§ Listing
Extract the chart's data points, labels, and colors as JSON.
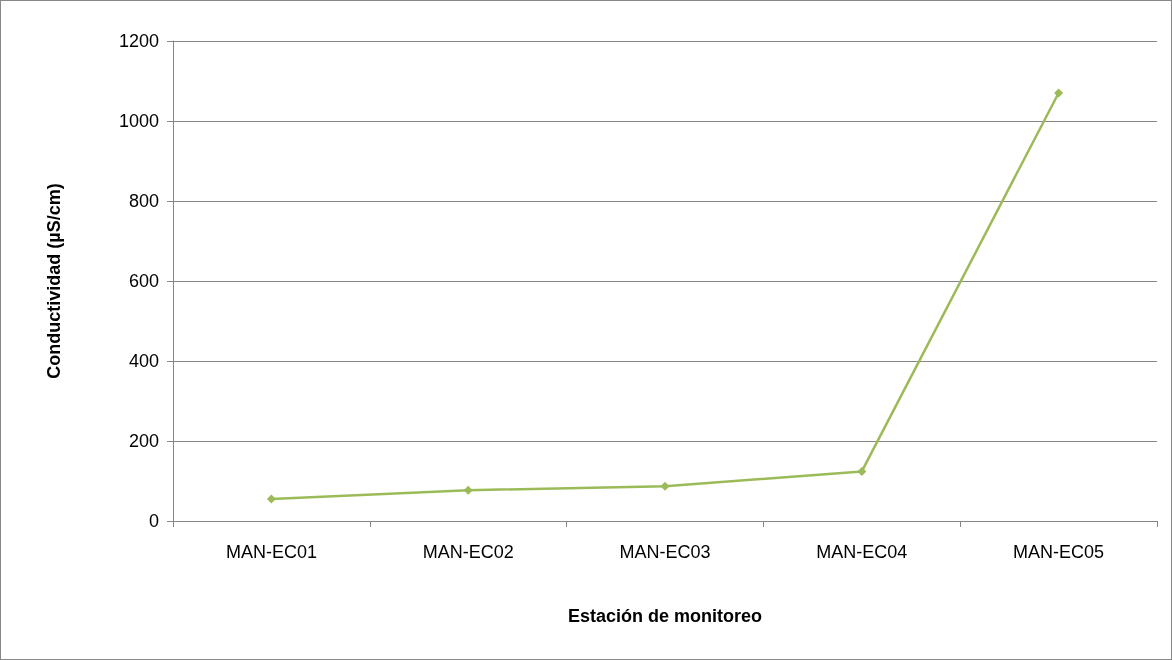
{
  "chart_data": {
    "type": "line",
    "xlabel": "Estación de monitoreo",
    "ylabel": "Conductividad (µS/cm)",
    "categories": [
      "MAN-EC01",
      "MAN-EC02",
      "MAN-EC03",
      "MAN-EC04",
      "MAN-EC05"
    ],
    "series": [
      {
        "color": "#9bbb59",
        "values": [
          55,
          77,
          87,
          124,
          1070
        ]
      }
    ],
    "ylim": [
      0,
      1200
    ],
    "yticks": [
      0,
      200,
      400,
      600,
      800,
      1000,
      1200
    ],
    "grid": "y",
    "marker": "diamond",
    "line_style": "solid"
  }
}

§ What is asked
Copy out the records above in full, exactly as written, but not the pictures.

§ The result
Extract the chart's data points, labels, and colors as JSON.
{
  "chart_data": {
    "type": "line",
    "xlabel": "Estación de monitoreo",
    "ylabel": "Conductividad (µS/cm)",
    "categories": [
      "MAN-EC01",
      "MAN-EC02",
      "MAN-EC03",
      "MAN-EC04",
      "MAN-EC05"
    ],
    "series": [
      {
        "color": "#9bbb59",
        "values": [
          55,
          77,
          87,
          124,
          1070
        ]
      }
    ],
    "ylim": [
      0,
      1200
    ],
    "yticks": [
      0,
      200,
      400,
      600,
      800,
      1000,
      1200
    ],
    "grid": "y",
    "marker": "diamond",
    "line_style": "solid"
  }
}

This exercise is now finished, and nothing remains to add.